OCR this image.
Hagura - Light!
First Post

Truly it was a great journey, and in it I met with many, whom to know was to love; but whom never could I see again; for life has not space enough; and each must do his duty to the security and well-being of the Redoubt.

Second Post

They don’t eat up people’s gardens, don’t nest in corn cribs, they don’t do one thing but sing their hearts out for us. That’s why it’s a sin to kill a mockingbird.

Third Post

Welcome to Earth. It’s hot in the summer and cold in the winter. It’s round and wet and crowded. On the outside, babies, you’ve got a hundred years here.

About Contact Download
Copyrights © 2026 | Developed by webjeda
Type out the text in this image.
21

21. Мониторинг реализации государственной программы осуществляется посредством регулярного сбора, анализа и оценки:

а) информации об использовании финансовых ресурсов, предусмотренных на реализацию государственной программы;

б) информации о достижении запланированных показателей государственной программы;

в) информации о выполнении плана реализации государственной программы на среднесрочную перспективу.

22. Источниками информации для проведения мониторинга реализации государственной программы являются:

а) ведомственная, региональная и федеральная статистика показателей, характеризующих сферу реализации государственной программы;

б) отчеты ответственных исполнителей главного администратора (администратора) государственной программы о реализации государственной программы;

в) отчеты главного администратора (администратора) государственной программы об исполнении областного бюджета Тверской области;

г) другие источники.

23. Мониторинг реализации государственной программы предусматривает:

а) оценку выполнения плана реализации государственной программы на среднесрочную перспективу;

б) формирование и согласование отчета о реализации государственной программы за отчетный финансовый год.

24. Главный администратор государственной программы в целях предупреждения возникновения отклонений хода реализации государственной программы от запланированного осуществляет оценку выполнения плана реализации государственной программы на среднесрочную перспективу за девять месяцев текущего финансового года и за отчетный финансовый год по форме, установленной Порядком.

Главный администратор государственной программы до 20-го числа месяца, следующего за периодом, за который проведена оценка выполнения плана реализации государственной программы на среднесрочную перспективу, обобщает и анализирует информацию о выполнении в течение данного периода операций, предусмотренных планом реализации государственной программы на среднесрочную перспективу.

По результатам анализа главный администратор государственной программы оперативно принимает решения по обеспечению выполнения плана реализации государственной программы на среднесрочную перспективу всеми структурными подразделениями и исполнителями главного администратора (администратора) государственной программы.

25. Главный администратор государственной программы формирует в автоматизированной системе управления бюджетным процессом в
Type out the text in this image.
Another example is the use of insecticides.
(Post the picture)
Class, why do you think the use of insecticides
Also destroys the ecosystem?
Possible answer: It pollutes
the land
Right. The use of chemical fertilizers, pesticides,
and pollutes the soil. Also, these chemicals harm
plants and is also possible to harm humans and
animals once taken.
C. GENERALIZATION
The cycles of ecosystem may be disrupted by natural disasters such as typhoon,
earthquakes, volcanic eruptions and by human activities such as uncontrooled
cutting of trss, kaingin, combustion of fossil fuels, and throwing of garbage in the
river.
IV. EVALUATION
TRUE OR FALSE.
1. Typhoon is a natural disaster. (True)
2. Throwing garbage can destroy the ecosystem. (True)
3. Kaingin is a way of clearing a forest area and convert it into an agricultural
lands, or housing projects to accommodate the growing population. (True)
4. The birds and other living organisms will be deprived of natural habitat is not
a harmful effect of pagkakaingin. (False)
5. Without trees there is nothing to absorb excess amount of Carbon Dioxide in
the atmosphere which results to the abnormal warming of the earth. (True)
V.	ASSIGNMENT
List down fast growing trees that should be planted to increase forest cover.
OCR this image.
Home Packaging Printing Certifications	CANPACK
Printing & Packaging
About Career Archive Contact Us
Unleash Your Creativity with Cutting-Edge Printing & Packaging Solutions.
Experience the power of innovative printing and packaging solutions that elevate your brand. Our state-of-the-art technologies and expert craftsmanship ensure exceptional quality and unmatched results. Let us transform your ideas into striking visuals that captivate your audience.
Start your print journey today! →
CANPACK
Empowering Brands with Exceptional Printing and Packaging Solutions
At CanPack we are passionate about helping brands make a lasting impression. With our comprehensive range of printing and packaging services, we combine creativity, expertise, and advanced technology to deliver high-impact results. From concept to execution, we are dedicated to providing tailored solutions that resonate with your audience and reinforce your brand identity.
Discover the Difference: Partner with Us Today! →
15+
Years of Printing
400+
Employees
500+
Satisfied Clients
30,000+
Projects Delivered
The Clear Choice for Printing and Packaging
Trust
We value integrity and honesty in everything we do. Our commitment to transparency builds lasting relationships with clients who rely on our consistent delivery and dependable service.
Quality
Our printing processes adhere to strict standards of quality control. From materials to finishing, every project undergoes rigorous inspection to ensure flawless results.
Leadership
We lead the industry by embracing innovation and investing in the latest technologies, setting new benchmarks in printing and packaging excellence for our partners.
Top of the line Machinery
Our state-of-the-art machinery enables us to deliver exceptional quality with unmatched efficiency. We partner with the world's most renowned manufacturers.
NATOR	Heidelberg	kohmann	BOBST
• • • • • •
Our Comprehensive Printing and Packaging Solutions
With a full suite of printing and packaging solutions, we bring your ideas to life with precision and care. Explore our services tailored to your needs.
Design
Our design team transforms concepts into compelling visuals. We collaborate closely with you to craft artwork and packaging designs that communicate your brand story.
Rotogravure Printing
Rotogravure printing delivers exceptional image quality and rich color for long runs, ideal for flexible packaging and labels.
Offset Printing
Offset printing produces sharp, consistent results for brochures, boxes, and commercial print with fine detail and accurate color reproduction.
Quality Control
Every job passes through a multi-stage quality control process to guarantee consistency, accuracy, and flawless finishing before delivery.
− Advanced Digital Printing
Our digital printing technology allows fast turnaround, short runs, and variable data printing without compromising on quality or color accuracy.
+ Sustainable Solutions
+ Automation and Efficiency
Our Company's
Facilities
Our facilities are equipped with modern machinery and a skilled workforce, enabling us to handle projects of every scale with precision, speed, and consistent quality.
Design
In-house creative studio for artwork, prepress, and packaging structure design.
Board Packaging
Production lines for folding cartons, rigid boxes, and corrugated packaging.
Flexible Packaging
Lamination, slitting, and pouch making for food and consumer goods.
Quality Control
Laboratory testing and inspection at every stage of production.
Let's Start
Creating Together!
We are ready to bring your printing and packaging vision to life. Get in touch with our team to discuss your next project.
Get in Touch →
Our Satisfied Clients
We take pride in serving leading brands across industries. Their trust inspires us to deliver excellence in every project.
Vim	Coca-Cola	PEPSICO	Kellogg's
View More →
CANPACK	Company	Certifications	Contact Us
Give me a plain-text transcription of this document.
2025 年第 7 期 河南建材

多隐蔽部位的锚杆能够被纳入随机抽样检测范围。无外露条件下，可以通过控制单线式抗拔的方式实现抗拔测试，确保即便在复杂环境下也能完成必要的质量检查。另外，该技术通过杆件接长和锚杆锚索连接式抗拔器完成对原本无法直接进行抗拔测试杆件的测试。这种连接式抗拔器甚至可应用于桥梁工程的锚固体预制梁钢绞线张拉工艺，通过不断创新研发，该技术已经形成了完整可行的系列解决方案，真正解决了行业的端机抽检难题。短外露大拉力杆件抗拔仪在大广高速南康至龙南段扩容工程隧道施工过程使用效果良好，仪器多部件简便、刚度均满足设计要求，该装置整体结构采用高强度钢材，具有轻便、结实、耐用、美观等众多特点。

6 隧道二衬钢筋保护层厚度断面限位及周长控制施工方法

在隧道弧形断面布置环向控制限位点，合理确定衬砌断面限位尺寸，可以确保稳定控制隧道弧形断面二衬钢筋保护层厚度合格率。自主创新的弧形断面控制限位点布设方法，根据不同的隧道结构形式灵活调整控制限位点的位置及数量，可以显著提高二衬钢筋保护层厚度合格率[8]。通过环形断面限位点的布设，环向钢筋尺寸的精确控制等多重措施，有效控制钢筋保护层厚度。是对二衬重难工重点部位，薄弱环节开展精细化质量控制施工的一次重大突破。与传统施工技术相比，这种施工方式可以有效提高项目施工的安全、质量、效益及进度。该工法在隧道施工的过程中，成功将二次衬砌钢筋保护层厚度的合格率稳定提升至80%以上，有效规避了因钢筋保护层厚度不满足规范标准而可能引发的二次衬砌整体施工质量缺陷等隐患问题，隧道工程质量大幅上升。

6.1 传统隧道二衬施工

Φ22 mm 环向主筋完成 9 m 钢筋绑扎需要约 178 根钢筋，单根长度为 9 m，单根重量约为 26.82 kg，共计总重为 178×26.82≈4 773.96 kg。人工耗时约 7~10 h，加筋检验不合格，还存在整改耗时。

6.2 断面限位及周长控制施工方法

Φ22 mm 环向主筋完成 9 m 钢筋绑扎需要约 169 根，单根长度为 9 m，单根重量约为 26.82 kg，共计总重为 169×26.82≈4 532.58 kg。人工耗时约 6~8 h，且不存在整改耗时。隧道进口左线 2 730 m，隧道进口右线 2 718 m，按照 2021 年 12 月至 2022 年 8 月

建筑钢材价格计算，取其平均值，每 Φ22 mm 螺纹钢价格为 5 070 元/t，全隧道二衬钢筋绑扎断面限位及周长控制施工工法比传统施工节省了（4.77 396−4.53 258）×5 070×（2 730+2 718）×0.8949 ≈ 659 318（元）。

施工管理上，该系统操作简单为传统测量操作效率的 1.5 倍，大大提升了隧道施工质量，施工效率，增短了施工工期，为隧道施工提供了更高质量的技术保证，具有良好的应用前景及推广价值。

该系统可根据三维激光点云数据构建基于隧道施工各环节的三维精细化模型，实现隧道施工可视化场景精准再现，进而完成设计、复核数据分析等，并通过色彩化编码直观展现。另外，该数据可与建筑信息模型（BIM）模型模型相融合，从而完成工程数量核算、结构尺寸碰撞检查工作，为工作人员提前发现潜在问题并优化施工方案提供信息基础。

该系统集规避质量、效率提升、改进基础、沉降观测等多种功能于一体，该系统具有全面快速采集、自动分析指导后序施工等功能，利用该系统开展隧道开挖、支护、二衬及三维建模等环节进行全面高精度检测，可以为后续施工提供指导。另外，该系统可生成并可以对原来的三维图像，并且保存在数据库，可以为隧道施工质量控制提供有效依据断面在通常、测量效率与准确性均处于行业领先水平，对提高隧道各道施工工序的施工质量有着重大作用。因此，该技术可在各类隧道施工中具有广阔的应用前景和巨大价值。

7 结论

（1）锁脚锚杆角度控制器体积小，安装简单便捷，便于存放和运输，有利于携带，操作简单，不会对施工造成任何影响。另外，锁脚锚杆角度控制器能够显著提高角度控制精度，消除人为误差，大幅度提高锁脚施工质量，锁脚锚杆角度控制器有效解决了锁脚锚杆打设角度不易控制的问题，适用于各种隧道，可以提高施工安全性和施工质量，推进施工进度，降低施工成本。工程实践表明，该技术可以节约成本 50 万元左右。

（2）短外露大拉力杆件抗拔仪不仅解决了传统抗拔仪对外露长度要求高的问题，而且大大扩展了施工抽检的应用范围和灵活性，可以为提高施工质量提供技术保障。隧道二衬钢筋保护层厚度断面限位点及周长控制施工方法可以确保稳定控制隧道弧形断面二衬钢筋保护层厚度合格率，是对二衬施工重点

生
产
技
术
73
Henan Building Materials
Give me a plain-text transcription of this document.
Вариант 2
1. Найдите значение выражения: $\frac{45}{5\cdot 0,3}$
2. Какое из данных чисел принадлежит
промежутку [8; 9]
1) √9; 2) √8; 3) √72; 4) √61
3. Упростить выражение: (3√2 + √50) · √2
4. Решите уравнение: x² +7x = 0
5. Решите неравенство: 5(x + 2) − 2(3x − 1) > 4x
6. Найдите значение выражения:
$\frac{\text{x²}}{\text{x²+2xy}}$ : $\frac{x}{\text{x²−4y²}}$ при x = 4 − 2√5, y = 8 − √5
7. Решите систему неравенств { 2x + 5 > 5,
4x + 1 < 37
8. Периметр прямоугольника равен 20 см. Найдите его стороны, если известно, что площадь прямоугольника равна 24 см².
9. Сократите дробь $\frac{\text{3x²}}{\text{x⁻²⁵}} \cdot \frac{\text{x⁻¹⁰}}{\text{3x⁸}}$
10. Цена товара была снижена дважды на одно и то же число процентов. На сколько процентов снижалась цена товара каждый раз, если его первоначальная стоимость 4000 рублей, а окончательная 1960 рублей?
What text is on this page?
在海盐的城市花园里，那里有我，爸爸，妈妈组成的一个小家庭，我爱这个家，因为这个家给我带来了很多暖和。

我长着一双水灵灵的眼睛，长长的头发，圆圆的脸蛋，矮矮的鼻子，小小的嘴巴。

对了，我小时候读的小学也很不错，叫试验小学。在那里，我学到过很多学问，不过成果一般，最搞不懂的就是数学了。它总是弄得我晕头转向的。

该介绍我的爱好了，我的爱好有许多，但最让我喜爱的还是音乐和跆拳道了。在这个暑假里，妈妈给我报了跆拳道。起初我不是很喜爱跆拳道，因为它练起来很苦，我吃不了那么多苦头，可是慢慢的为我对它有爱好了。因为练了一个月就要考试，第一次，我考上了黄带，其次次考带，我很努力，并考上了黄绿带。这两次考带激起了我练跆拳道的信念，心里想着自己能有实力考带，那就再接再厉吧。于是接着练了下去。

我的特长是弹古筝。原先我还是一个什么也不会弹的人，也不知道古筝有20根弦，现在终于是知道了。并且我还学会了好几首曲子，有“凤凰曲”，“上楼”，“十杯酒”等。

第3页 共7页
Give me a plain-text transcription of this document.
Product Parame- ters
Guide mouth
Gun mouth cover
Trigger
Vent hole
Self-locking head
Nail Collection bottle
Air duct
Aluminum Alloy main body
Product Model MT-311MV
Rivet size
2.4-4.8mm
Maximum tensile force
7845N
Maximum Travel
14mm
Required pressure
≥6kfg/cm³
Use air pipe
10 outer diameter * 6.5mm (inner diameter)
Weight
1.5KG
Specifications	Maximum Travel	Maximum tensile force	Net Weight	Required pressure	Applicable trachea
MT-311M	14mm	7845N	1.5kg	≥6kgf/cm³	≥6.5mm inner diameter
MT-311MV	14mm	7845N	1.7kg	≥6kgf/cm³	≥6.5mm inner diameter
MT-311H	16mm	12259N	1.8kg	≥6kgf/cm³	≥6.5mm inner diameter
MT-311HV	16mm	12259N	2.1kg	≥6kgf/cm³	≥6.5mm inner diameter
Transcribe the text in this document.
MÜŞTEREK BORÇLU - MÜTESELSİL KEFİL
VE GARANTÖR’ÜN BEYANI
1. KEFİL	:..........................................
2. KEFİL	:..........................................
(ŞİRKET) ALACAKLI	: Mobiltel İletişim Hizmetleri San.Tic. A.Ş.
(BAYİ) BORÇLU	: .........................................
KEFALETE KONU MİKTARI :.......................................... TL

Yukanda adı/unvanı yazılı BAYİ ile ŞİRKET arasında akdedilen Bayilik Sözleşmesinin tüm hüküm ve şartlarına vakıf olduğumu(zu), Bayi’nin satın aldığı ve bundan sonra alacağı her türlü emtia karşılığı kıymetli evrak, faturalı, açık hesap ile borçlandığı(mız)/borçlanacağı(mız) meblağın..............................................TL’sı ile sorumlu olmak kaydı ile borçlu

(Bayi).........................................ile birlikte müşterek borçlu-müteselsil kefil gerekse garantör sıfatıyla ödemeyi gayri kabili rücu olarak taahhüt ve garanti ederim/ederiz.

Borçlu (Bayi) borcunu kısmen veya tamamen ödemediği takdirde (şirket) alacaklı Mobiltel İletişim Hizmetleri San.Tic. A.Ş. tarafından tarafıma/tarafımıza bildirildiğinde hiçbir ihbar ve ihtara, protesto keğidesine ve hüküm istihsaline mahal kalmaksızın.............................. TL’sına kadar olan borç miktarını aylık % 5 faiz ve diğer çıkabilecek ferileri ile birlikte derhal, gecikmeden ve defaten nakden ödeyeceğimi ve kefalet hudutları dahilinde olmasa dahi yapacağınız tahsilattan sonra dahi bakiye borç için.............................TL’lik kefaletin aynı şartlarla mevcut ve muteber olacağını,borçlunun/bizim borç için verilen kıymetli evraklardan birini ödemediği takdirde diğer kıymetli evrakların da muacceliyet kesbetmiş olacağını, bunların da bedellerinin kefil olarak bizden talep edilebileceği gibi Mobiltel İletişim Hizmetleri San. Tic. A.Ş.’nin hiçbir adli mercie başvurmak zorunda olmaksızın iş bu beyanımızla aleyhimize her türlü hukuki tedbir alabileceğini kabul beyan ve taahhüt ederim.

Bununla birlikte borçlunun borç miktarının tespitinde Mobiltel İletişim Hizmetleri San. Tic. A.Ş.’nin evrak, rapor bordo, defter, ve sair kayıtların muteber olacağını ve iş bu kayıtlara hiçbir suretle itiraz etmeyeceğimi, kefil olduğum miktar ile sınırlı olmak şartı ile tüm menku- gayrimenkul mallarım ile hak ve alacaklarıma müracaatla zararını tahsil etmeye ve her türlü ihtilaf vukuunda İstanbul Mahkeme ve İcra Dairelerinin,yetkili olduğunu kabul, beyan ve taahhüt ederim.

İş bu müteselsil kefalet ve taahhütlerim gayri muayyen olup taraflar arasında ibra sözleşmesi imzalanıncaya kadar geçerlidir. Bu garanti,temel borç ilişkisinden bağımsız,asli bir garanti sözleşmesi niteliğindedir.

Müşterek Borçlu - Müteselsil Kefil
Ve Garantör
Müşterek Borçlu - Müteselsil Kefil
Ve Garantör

= = = = =

» **Problem description**:
Go through the listing above and return every line where the word "если" occurs.

» **Solved problem**:
8. Периметр прямоугольника равен 20 см. Найдите его стороны, если известно, что площадь прямоугольника равна 24 см².
10. Цена товара была снижена дважды на одно и то же число процентов. На сколько процентов снижалась цена товара каждый раз, если его первоначальная стоимость 4000 рублей, а окончательная 1960 рублей?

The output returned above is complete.